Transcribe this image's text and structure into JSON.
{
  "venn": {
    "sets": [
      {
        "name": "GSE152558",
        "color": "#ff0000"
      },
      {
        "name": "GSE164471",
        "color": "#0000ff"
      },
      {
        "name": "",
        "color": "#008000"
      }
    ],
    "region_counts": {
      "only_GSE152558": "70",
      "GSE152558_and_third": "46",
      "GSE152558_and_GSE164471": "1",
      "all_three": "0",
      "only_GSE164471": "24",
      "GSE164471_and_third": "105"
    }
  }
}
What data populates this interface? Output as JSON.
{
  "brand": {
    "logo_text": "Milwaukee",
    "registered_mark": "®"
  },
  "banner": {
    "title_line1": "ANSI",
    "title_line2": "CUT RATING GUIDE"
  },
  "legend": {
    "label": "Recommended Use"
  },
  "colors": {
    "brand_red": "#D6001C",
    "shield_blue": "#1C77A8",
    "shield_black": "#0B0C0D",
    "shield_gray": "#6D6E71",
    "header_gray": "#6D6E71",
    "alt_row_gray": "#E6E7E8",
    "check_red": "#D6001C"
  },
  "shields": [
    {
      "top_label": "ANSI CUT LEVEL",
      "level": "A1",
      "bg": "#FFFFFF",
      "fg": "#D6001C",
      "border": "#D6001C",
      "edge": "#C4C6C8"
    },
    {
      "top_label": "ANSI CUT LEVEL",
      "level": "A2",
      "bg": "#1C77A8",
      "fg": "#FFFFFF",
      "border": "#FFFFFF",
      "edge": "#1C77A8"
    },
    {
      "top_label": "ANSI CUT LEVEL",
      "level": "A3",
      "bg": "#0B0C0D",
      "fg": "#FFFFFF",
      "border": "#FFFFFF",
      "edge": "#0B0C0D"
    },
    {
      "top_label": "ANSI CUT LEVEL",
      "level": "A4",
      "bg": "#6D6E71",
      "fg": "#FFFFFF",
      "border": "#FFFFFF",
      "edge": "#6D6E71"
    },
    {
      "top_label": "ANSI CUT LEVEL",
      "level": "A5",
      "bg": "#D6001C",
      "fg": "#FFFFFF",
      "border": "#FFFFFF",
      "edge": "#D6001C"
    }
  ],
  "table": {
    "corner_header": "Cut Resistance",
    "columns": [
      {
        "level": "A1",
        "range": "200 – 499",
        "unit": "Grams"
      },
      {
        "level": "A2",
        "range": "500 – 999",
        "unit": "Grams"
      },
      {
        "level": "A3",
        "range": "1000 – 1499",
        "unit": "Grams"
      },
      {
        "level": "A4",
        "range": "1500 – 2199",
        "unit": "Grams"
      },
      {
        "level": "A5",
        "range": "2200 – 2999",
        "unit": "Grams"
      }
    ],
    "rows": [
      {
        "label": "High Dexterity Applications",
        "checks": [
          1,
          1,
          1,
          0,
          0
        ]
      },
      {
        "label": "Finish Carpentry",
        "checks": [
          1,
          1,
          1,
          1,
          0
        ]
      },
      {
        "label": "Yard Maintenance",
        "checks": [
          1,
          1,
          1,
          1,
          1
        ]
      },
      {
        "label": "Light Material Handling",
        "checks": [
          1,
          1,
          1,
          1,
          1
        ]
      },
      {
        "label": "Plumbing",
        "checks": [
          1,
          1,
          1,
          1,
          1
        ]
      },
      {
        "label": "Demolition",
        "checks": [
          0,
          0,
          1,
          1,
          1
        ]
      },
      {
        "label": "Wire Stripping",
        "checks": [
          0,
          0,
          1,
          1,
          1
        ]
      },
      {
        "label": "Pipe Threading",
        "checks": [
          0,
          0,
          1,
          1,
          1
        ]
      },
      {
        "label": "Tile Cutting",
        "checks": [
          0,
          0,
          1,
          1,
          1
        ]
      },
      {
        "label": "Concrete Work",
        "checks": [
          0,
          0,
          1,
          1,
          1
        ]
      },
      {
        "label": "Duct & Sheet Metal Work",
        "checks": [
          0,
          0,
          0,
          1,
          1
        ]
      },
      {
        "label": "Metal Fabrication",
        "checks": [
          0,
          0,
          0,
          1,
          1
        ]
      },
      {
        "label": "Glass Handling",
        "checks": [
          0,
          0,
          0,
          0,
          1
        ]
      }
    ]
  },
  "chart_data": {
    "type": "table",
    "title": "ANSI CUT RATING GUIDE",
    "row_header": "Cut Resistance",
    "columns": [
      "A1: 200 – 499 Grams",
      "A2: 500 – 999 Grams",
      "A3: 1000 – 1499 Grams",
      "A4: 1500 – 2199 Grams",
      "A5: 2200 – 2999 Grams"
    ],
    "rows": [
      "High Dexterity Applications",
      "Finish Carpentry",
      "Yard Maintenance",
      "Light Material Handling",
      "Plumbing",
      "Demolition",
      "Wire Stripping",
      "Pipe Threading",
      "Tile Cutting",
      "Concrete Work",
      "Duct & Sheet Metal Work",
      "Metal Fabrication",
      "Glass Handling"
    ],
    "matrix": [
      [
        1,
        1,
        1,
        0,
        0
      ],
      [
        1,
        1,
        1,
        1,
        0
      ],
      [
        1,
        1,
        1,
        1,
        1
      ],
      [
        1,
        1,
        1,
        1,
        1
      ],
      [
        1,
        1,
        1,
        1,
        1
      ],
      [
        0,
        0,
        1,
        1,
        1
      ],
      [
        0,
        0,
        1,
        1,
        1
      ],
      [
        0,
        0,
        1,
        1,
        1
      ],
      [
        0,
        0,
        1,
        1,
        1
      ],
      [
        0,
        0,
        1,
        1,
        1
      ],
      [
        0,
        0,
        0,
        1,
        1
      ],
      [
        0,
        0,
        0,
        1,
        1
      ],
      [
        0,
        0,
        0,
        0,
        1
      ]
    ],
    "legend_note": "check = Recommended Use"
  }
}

___

Where a line above contains the word "Threading", copy that line.

        "label": "Pipe Threading",
      "Pipe Threading",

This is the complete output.